Task prompt -
Count the lines below that contain the word "production" and give only the number.

Stored rows -
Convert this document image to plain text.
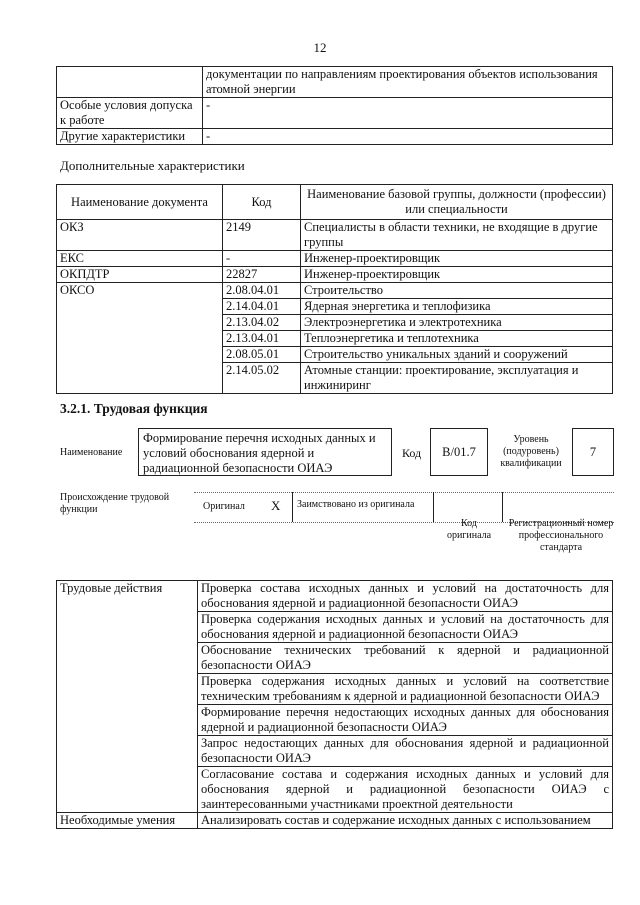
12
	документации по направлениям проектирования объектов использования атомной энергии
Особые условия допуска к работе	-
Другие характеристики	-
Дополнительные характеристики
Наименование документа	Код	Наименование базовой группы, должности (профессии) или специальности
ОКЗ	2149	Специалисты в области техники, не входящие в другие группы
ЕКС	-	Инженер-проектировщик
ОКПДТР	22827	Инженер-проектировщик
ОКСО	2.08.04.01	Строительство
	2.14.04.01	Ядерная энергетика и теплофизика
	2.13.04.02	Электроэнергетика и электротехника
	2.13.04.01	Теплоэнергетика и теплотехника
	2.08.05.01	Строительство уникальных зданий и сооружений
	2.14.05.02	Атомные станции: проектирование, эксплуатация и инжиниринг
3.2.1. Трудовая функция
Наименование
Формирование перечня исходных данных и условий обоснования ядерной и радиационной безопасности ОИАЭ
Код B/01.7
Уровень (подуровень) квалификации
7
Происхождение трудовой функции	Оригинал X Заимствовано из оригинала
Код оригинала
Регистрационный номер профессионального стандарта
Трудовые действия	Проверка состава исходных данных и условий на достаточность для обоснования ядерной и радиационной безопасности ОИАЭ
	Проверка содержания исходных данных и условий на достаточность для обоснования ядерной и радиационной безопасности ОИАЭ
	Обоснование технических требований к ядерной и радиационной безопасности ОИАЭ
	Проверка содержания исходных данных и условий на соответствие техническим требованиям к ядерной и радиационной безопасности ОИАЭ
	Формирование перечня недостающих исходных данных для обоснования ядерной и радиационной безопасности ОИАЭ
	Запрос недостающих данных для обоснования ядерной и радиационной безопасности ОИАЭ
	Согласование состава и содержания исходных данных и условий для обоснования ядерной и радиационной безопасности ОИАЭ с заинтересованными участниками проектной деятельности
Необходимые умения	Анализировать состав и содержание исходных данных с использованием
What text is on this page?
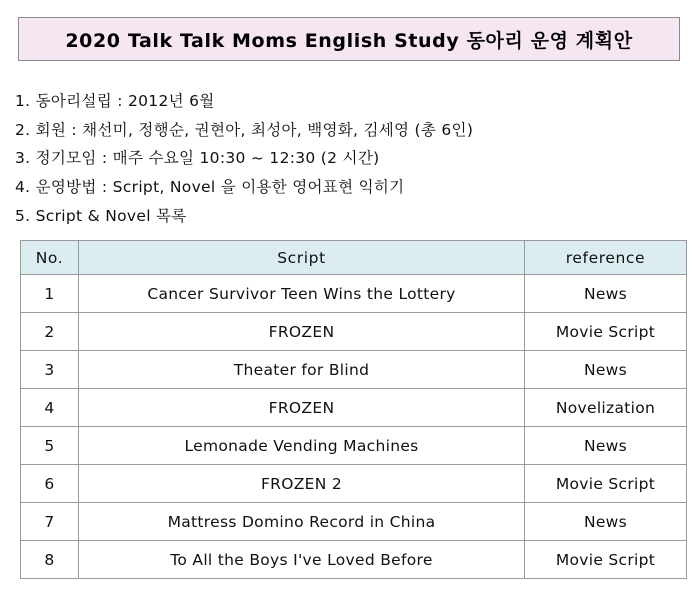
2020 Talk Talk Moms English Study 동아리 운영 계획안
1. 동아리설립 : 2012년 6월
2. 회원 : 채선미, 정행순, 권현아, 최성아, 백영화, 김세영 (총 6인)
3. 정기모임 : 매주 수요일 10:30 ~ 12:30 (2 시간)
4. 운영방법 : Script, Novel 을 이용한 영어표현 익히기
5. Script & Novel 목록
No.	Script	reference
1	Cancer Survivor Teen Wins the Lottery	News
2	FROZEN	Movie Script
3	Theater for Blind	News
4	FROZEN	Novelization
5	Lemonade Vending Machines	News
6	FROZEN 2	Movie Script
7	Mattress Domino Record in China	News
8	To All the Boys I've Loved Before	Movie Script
---
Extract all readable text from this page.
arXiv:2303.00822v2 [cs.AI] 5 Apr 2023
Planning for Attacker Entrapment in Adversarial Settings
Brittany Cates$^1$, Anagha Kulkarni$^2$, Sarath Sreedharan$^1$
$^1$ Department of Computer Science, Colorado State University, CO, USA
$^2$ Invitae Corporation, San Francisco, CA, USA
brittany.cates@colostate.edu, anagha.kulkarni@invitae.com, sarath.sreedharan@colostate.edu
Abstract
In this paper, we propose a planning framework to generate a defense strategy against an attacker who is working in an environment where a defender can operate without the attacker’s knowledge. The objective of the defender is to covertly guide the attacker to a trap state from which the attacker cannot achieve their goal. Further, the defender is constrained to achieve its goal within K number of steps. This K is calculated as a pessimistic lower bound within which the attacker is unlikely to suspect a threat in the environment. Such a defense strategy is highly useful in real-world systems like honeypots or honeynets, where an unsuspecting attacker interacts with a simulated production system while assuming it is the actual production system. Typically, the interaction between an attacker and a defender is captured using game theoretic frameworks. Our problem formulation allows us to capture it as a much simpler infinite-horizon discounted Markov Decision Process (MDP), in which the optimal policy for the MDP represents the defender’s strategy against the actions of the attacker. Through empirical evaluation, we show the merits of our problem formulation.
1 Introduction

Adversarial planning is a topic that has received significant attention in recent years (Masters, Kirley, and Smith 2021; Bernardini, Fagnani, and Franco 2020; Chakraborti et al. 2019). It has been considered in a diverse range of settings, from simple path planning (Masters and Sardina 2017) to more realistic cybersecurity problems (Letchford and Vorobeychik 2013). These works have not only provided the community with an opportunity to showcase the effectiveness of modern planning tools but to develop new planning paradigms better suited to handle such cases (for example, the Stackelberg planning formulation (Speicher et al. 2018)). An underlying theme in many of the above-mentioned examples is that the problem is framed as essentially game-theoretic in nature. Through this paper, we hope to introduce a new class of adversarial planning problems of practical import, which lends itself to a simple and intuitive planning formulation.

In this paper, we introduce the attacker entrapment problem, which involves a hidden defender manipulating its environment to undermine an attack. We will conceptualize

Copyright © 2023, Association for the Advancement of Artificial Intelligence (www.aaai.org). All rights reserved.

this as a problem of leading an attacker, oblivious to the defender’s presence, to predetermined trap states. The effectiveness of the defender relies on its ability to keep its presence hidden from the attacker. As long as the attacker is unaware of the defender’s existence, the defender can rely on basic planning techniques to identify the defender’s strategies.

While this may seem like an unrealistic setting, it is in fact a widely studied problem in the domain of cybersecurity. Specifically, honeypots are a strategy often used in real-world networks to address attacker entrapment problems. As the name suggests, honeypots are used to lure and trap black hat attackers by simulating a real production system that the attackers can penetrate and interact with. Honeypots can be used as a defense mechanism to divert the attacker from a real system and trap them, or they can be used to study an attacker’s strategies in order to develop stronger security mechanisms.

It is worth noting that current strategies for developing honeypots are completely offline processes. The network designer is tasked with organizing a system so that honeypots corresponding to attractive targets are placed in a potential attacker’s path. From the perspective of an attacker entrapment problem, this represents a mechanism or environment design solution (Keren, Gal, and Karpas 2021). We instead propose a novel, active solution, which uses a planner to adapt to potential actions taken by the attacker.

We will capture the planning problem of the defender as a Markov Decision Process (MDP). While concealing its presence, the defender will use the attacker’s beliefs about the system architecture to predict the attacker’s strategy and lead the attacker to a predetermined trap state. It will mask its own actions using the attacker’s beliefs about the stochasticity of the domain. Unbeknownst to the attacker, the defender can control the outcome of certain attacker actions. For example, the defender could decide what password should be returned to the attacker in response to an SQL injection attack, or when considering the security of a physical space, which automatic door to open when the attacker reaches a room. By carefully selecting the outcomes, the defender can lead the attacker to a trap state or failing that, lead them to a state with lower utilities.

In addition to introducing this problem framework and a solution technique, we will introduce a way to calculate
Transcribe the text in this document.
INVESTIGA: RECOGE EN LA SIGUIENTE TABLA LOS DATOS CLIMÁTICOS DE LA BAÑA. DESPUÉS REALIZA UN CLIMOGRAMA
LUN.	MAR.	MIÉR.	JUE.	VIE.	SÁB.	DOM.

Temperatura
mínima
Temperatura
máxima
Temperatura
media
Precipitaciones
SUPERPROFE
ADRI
---
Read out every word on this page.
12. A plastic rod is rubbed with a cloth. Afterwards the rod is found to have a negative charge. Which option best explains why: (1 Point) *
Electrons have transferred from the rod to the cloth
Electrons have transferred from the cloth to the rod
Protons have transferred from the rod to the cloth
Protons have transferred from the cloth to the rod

Answer to the task -
2